(begin)

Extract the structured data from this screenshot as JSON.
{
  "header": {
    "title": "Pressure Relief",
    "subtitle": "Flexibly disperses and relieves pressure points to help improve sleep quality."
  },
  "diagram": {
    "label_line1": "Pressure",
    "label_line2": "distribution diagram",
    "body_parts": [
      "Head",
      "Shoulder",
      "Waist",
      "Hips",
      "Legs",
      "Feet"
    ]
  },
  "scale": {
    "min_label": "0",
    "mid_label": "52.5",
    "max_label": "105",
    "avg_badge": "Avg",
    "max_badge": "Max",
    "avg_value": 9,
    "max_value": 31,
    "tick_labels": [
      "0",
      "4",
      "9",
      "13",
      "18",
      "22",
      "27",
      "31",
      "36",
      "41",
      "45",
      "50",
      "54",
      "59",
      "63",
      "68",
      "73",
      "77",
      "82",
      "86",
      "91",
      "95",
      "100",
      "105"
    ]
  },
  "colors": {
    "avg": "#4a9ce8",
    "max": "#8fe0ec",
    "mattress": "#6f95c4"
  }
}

(end)
(begin)

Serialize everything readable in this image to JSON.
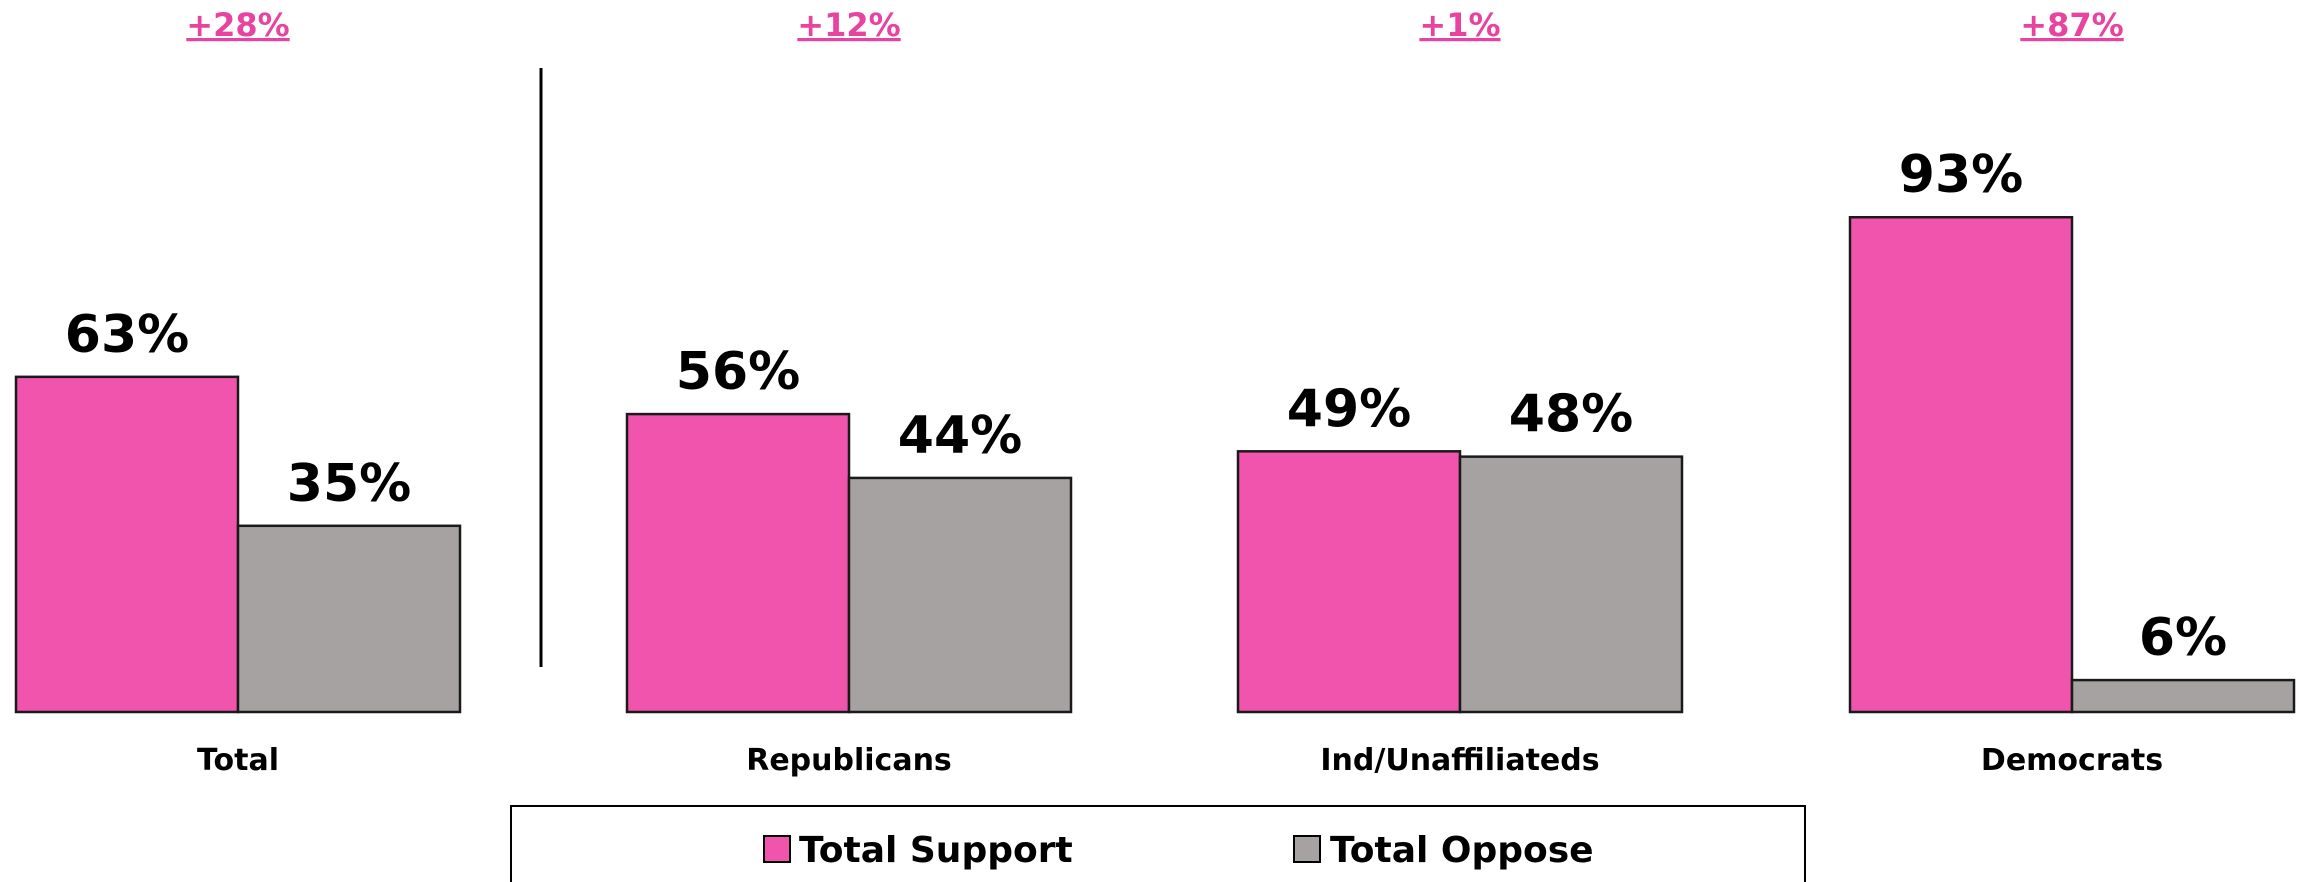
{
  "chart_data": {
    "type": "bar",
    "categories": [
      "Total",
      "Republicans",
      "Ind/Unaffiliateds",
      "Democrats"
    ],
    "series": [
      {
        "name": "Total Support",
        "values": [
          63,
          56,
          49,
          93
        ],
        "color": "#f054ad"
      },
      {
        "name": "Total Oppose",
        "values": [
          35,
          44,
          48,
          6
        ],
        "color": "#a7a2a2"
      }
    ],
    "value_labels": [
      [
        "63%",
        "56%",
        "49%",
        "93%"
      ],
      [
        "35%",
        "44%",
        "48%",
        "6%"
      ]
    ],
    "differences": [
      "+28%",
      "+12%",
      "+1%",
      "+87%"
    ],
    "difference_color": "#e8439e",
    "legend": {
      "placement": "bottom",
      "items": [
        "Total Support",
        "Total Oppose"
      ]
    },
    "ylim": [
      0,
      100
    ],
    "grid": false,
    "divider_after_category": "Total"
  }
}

(end)

#### Brief
Find each line holding the word "diagram" and copy it.

#### Response to the task
  "diagram": {
    "label_line2": "distribution diagram",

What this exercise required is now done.